- _Task to complete_
In the listing that follows, count each line where the word "Настройки" appears; write nothing but the count.

- _Records shown_
+ + +

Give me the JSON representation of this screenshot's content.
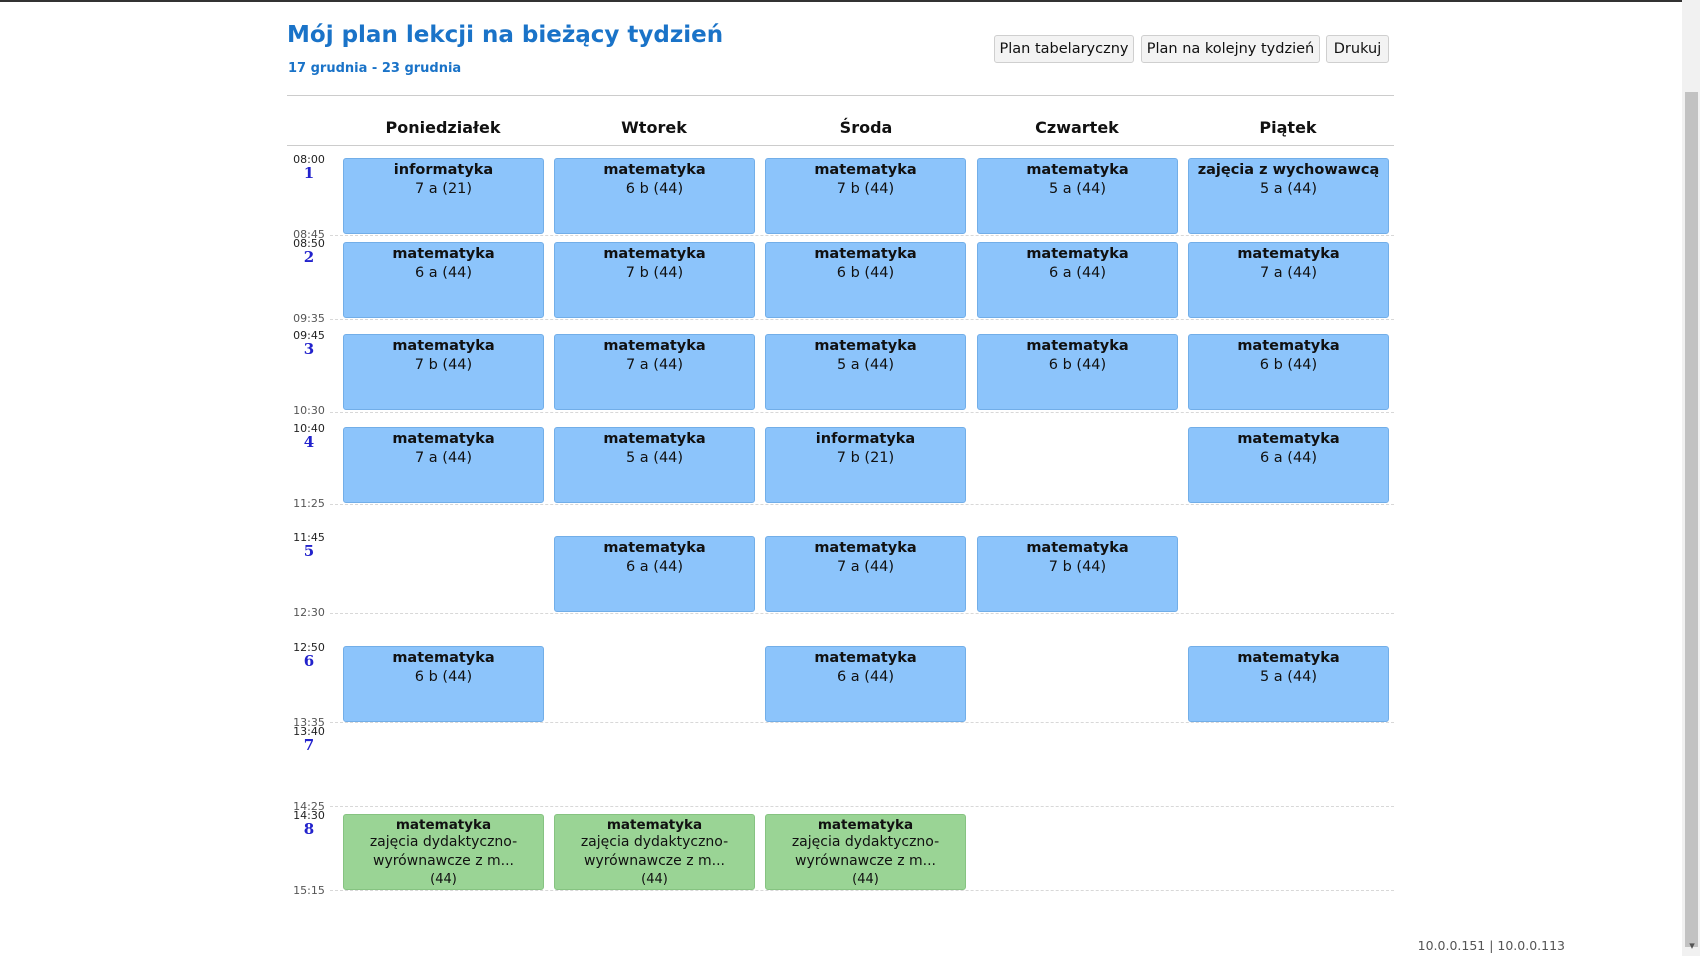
{
  "header": {
    "title": "Mój plan lekcji na bieżący tydzień",
    "date_range": "17 grudnia - 23 grudnia"
  },
  "buttons": {
    "table_view": "Plan tabelaryczny",
    "next_week": "Plan na kolejny tydzień",
    "print": "Drukuj"
  },
  "days": [
    "Poniedziałek",
    "Wtorek",
    "Środa",
    "Czwartek",
    "Piątek"
  ],
  "periods": [
    {
      "num": "1",
      "start": "08:00",
      "end": "08:45"
    },
    {
      "num": "2",
      "start": "08:50",
      "end": "09:35"
    },
    {
      "num": "3",
      "start": "09:45",
      "end": "10:30"
    },
    {
      "num": "4",
      "start": "10:40",
      "end": "11:25"
    },
    {
      "num": "5",
      "start": "11:45",
      "end": "12:30"
    },
    {
      "num": "6",
      "start": "12:50",
      "end": "13:35"
    },
    {
      "num": "7",
      "start": "13:40",
      "end": "14:25"
    },
    {
      "num": "8",
      "start": "14:30",
      "end": "15:15"
    }
  ],
  "lessons": [
    {
      "day": 0,
      "period": 0,
      "subject": "informatyka",
      "class": "7 a (21)"
    },
    {
      "day": 1,
      "period": 0,
      "subject": "matematyka",
      "class": "6 b (44)"
    },
    {
      "day": 2,
      "period": 0,
      "subject": "matematyka",
      "class": "7 b (44)"
    },
    {
      "day": 3,
      "period": 0,
      "subject": "matematyka",
      "class": "5 a (44)"
    },
    {
      "day": 4,
      "period": 0,
      "subject": "zajęcia z wychowawcą",
      "class": "5 a (44)"
    },
    {
      "day": 0,
      "period": 1,
      "subject": "matematyka",
      "class": "6 a (44)"
    },
    {
      "day": 1,
      "period": 1,
      "subject": "matematyka",
      "class": "7 b (44)"
    },
    {
      "day": 2,
      "period": 1,
      "subject": "matematyka",
      "class": "6 b (44)"
    },
    {
      "day": 3,
      "period": 1,
      "subject": "matematyka",
      "class": "6 a (44)"
    },
    {
      "day": 4,
      "period": 1,
      "subject": "matematyka",
      "class": "7 a (44)"
    },
    {
      "day": 0,
      "period": 2,
      "subject": "matematyka",
      "class": "7 b (44)"
    },
    {
      "day": 1,
      "period": 2,
      "subject": "matematyka",
      "class": "7 a (44)"
    },
    {
      "day": 2,
      "period": 2,
      "subject": "matematyka",
      "class": "5 a (44)"
    },
    {
      "day": 3,
      "period": 2,
      "subject": "matematyka",
      "class": "6 b (44)"
    },
    {
      "day": 4,
      "period": 2,
      "subject": "matematyka",
      "class": "6 b (44)"
    },
    {
      "day": 0,
      "period": 3,
      "subject": "matematyka",
      "class": "7 a (44)"
    },
    {
      "day": 1,
      "period": 3,
      "subject": "matematyka",
      "class": "5 a (44)"
    },
    {
      "day": 2,
      "period": 3,
      "subject": "informatyka",
      "class": "7 b (21)"
    },
    {
      "day": 4,
      "period": 3,
      "subject": "matematyka",
      "class": "6 a (44)"
    },
    {
      "day": 1,
      "period": 4,
      "subject": "matematyka",
      "class": "6 a (44)"
    },
    {
      "day": 2,
      "period": 4,
      "subject": "matematyka",
      "class": "7 a (44)"
    },
    {
      "day": 3,
      "period": 4,
      "subject": "matematyka",
      "class": "7 b (44)"
    },
    {
      "day": 0,
      "period": 5,
      "subject": "matematyka",
      "class": "6 b (44)"
    },
    {
      "day": 2,
      "period": 5,
      "subject": "matematyka",
      "class": "6 a (44)"
    },
    {
      "day": 4,
      "period": 5,
      "subject": "matematyka",
      "class": "5 a (44)"
    }
  ],
  "extra_lessons": [
    {
      "day": 0,
      "period": 7,
      "subject": "matematyka",
      "description": "zajęcia dydaktyczno-wyrównawcze z m...",
      "count": "(44)"
    },
    {
      "day": 1,
      "period": 7,
      "subject": "matematyka",
      "description": "zajęcia dydaktyczno-wyrównawcze z m...",
      "count": "(44)"
    },
    {
      "day": 2,
      "period": 7,
      "subject": "matematyka",
      "description": "zajęcia dydaktyczno-wyrównawcze z m...",
      "count": "(44)"
    }
  ],
  "footer": {
    "ip_info": "10.0.0.151 | 10.0.0.113"
  },
  "colors": {
    "title": "#1a73c8",
    "lesson": "#8cc4fb",
    "extra_lesson": "#9ad495",
    "period_number": "#2222cc"
  }
}
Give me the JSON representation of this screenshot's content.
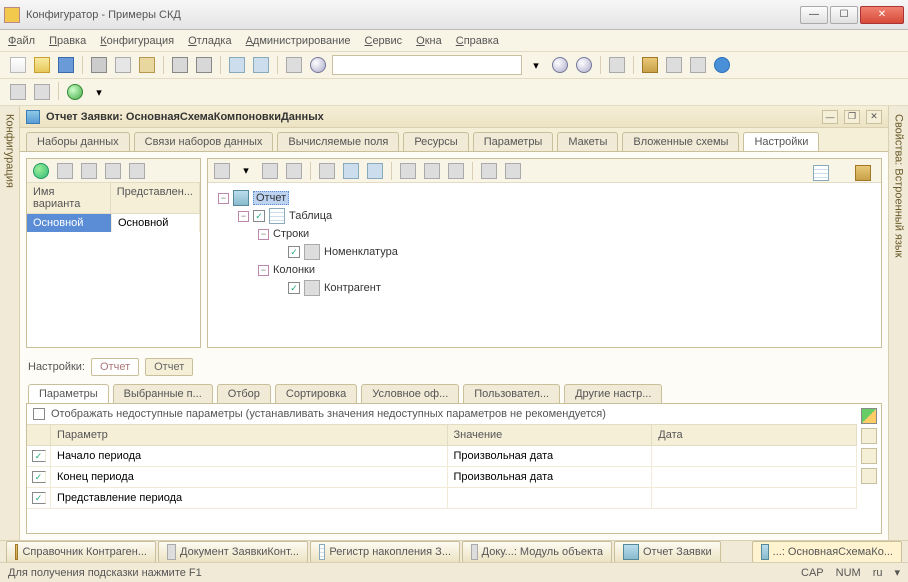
{
  "window": {
    "title": "Конфигуратор - Примеры СКД"
  },
  "menu": [
    "Файл",
    "Правка",
    "Конфигурация",
    "Отладка",
    "Администрирование",
    "Сервис",
    "Окна",
    "Справка"
  ],
  "mdi": {
    "title": "Отчет Заявки: ОсновнаяСхемаКомпоновкиДанных"
  },
  "tabs": [
    "Наборы данных",
    "Связи наборов данных",
    "Вычисляемые поля",
    "Ресурсы",
    "Параметры",
    "Макеты",
    "Вложенные схемы",
    "Настройки"
  ],
  "variants": {
    "headers": [
      "Имя варианта",
      "Представлен..."
    ],
    "rows": [
      {
        "name": "Основной",
        "repr": "Основной"
      }
    ]
  },
  "tree": {
    "root": "Отчет",
    "table": "Таблица",
    "rows_label": "Строки",
    "row_item": "Номенклатура",
    "cols_label": "Колонки",
    "col_item": "Контрагент"
  },
  "settings_label": "Настройки:",
  "settings_chips": [
    "Отчет",
    "Отчет"
  ],
  "subtabs": [
    "Параметры",
    "Выбранные п...",
    "Отбор",
    "Сортировка",
    "Условное оф...",
    "Пользовател...",
    "Другие настр..."
  ],
  "show_unavailable": "Отображать недоступные параметры (устанавливать значения недоступных параметров не рекомендуется)",
  "param_head": [
    "Параметр",
    "Значение",
    "Дата"
  ],
  "params": [
    {
      "name": "Начало периода",
      "value": "Произвольная дата",
      "date": ""
    },
    {
      "name": "Конец периода",
      "value": "Произвольная дата",
      "date": ""
    },
    {
      "name": "Представление периода",
      "value": "",
      "date": ""
    }
  ],
  "side_left": "Конфигурация",
  "side_right": "Свойства: Встроенный язык",
  "taskbar": [
    {
      "label": "Справочник Контраген..."
    },
    {
      "label": "Документ ЗаявкиКонт..."
    },
    {
      "label": "Регистр накопления З..."
    },
    {
      "label": "Доку...: Модуль объекта"
    },
    {
      "label": "Отчет Заявки"
    },
    {
      "label": "...: ОсновнаяСхемаКо..."
    }
  ],
  "status": {
    "hint": "Для получения подсказки нажмите F1",
    "cap": "CAP",
    "num": "NUM",
    "lang": "ru"
  }
}
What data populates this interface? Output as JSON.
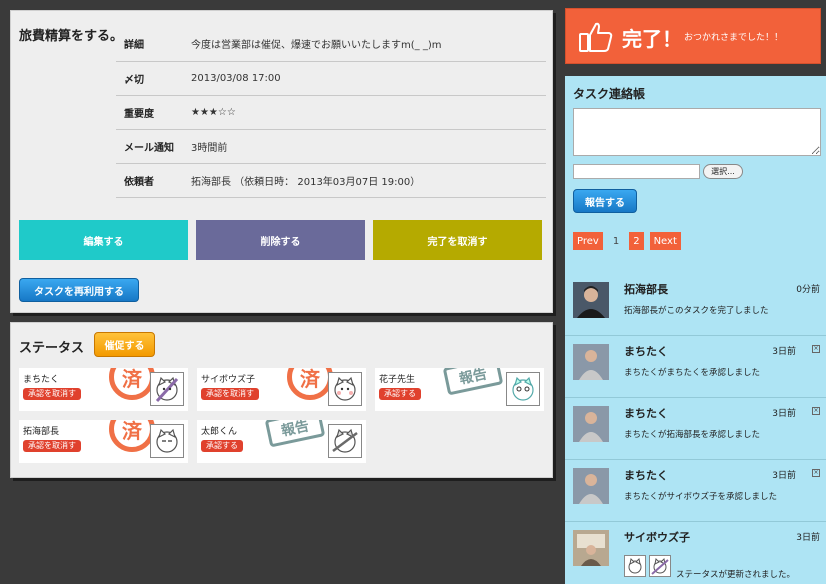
{
  "task": {
    "title": "旅費精算をする。",
    "rows": [
      {
        "label": "詳細",
        "value": "今度は営業部は催促、爆速でお願いいたしますm(_ _)m"
      },
      {
        "label": "〆切",
        "value": "2013/03/08 17:00"
      },
      {
        "label": "重要度",
        "value": "★★★☆☆"
      },
      {
        "label": "メール通知",
        "value": "3時間前"
      },
      {
        "label": "依頼者",
        "value": "拓海部長 （依頼日時： 2013年03月07日 19:00）"
      }
    ],
    "edit_label": "編集する",
    "delete_label": "削除する",
    "undo_complete_label": "完了を取消す",
    "reuse_label": "タスクを再利用する"
  },
  "status": {
    "title": "ステータス",
    "remind_label": "催促する",
    "cards": [
      {
        "name": "まちたく",
        "button": "承認を取消す",
        "stamp": "済"
      },
      {
        "name": "サイボウズ子",
        "button": "承認を取消す",
        "stamp": "済"
      },
      {
        "name": "花子先生",
        "button": "承認する",
        "stamp": "報告"
      },
      {
        "name": "拓海部長",
        "button": "承認を取消す",
        "stamp": "済"
      },
      {
        "name": "太郎くん",
        "button": "承認する",
        "stamp": "報告"
      }
    ]
  },
  "banner": {
    "title": "完了！",
    "message": "おつかれさまでした！！"
  },
  "sidebar": {
    "title": "タスク連絡帳",
    "select_label": "選択...",
    "report_label": "報告する",
    "pager": {
      "prev": "Prev",
      "page1": "1",
      "page2": "2",
      "next": "Next"
    },
    "feed": [
      {
        "name": "拓海部長",
        "time": "0分前",
        "message": "拓海部長がこのタスクを完了しました",
        "closable": false
      },
      {
        "name": "まちたく",
        "time": "3日前",
        "message": "まちたくがまちたくを承認しました",
        "closable": true
      },
      {
        "name": "まちたく",
        "time": "3日前",
        "message": "まちたくが拓海部長を承認しました",
        "closable": true
      },
      {
        "name": "まちたく",
        "time": "3日前",
        "message": "まちたくがサイボウズ子を承認しました",
        "closable": true
      },
      {
        "name": "サイボウズ子",
        "time": "3日前",
        "message": "ステータスが更新されました。",
        "closable": false
      }
    ]
  },
  "colors": {
    "edit": "#1fcac9",
    "delete": "#6a6a9a",
    "undo": "#b5aa00",
    "banner": "#f2613a",
    "sidebar": "#aee4f4"
  }
}
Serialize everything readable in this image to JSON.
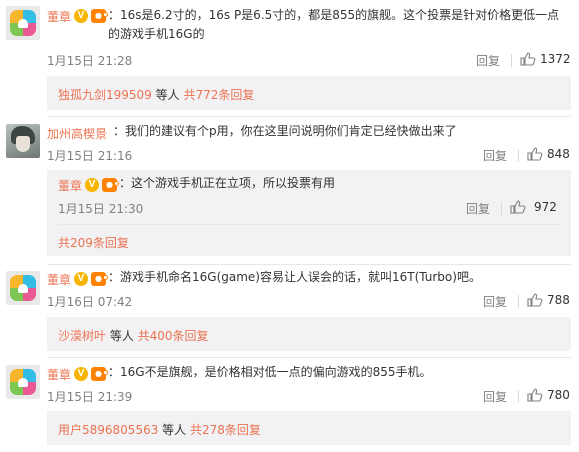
{
  "comments": [
    {
      "user": "董章",
      "text": "：16s是6.2寸的，16s P是6.5寸的，都是855的旗舰。这个投票是针对价格更低一点的游戏手机16G的",
      "time": "1月15日 21:28",
      "reply": "回复",
      "likes": "1372",
      "sub_summary": {
        "user": "独孤九剑199509",
        "mid": " 等人 ",
        "count": "共772条回复"
      }
    },
    {
      "user": "加州高楔景",
      "text": "：我们的建议有个p用，你在这里问说明你们肯定已经快做出来了",
      "time": "1月15日 21:16",
      "reply": "回复",
      "likes": "848",
      "sub_reply": {
        "user": "董章",
        "text": "：这个游戏手机正在立项，所以投票有用",
        "time": "1月15日 21:30",
        "reply": "回复",
        "likes": "972"
      },
      "sub_total": "共209条回复"
    },
    {
      "user": "董章",
      "text": "：游戏手机命名16G(game)容易让人误会的话，就叫16T(Turbo)吧。",
      "time": "1月16日 07:42",
      "reply": "回复",
      "likes": "788",
      "sub_summary": {
        "user": "沙漠树叶",
        "mid": " 等人 ",
        "count": "共400条回复"
      }
    },
    {
      "user": "董章",
      "text": "：16G不是旗舰，是价格相对低一点的偏向游戏的855手机。",
      "time": "1月15日 21:39",
      "reply": "回复",
      "likes": "780",
      "sub_summary": {
        "user": "用户5896805563",
        "mid": " 等人 ",
        "count": "共278条回复"
      }
    }
  ],
  "colors": {
    "username": "#eb7350",
    "text": "#333333",
    "meta": "#808080",
    "reply_bg": "#f2f2f5"
  },
  "icons": [
    "verified-v-badge",
    "member-badge",
    "thumb-up-icon"
  ]
}
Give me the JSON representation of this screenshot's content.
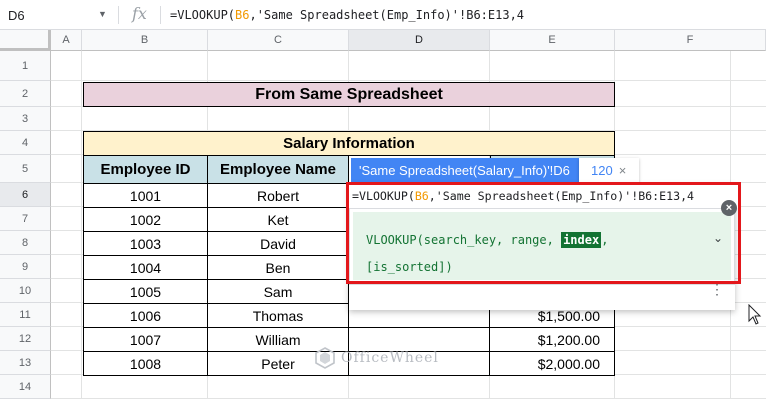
{
  "formula_bar": {
    "cell_ref": "D6",
    "fx": "fx",
    "formula_prefix": "=VLOOKUP(",
    "formula_ref": "B6",
    "formula_rest": ",'Same Spreadsheet(Emp_Info)'!B6:E13,4"
  },
  "columns": [
    "A",
    "B",
    "C",
    "D",
    "E",
    "F"
  ],
  "rows": [
    "1",
    "2",
    "3",
    "4",
    "5",
    "6",
    "7",
    "8",
    "9",
    "10",
    "11",
    "12",
    "13",
    "14"
  ],
  "title": "From Same Spreadsheet",
  "salary_header": "Salary Information",
  "table": {
    "headers": [
      "Employee ID",
      "Employee Name"
    ],
    "ids": [
      "1001",
      "1002",
      "1003",
      "1004",
      "1005",
      "1006",
      "1007",
      "1008"
    ],
    "names": [
      "Robert",
      "Ket",
      "David",
      "Ben",
      "Sam",
      "Thomas",
      "William",
      "Peter"
    ],
    "salaries": [
      "$1,500.00",
      "$1,200.00",
      "$2,000.00"
    ]
  },
  "range_chip": {
    "label": "'Same Spreadsheet(Salary_Info)'!D6",
    "value": "120",
    "close": "×"
  },
  "edit_cell": {
    "prefix": "=VLOOKUP(",
    "ref": "B6",
    "rest": ",'Same Spreadsheet(Emp_Info)'!B6:E13,4"
  },
  "formula_help": {
    "line1_before": "VLOOKUP(search_key, range, ",
    "highlight": "index",
    "line1_after": ",",
    "line2": "[is_sorted])",
    "chevron": "⌄",
    "more": "⋮",
    "close": "×"
  },
  "watermark": "OfficeWheel",
  "colors": {
    "title_bg": "#ead1dc",
    "salary_header_bg": "#fff2cc",
    "table_header_bg": "#c9e1e7",
    "chip_blue": "#4285f4",
    "help_green": "#137333",
    "annotation_red": "#e3171b",
    "ref_orange": "#f29900"
  }
}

+ + +

- _Finished answer_
2